### SOURCE RECORDS:
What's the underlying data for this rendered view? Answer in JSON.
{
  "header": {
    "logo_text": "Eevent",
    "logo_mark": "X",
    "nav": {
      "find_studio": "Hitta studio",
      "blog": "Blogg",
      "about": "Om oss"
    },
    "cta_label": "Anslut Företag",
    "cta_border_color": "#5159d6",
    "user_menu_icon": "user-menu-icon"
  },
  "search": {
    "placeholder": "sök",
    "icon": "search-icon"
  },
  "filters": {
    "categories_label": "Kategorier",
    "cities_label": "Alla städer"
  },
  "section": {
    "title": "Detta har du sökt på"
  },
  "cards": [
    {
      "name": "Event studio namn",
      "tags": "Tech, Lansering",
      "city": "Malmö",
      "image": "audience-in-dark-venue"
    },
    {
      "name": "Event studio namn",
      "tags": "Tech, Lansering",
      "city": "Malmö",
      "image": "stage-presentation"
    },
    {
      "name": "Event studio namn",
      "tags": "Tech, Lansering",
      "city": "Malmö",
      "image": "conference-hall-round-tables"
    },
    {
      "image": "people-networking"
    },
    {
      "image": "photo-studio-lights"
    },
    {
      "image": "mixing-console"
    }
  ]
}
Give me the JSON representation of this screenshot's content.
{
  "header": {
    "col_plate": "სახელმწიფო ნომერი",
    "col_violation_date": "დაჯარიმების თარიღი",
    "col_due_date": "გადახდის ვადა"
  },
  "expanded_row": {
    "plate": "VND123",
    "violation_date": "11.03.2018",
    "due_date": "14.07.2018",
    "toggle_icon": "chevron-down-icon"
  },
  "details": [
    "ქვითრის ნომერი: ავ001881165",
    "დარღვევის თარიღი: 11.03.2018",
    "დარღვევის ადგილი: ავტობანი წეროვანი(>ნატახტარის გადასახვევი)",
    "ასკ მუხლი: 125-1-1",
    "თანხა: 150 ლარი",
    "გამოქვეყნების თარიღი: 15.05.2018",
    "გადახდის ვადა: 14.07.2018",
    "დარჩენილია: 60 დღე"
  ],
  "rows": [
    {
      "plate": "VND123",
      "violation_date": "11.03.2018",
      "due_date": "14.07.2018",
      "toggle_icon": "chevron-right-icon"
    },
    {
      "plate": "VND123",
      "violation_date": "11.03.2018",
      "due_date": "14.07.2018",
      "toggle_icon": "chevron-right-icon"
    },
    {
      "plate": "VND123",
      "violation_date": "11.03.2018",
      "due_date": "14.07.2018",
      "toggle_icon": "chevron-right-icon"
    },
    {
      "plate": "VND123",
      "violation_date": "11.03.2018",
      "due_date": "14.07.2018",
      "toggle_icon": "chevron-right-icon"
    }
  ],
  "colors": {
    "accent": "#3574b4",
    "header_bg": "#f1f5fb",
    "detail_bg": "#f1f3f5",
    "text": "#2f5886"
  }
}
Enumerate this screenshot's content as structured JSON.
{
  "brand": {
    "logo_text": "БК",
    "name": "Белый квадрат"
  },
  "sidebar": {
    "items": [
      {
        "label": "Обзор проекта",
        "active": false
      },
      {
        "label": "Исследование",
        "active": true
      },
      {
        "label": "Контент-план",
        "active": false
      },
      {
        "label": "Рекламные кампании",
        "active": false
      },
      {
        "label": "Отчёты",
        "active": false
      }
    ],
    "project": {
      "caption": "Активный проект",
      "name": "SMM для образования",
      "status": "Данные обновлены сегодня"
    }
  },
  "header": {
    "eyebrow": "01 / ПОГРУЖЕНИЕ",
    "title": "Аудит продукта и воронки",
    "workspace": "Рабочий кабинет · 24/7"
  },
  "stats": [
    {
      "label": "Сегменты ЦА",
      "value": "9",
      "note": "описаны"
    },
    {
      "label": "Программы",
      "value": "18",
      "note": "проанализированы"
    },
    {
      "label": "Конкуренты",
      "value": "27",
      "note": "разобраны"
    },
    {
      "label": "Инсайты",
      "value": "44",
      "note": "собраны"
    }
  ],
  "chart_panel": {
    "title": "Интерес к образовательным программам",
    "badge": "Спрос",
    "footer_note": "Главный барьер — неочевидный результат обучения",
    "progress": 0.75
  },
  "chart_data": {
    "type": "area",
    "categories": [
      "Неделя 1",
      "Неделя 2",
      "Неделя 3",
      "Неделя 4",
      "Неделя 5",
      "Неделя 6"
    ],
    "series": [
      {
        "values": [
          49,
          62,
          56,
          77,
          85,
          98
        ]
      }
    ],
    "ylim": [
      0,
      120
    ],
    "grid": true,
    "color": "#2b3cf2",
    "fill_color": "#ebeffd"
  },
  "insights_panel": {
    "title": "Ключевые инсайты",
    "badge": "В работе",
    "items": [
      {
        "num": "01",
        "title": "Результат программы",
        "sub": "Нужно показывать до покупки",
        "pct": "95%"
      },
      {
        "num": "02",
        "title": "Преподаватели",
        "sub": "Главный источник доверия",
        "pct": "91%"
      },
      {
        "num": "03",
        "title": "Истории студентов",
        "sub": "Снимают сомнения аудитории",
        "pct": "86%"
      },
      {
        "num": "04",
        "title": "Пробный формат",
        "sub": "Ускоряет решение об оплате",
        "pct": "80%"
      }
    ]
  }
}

### TASK STATEMENT:
Look above for every line with the word "თარიღი" and copy it.

### TASK RESULT:
    "col_violation_date": "დაჯარიმების თარიღი",
    "დარღვევის თარიღი: 11.03.2018",
    "გამოქვეყნების თარიღი: 15.05.2018",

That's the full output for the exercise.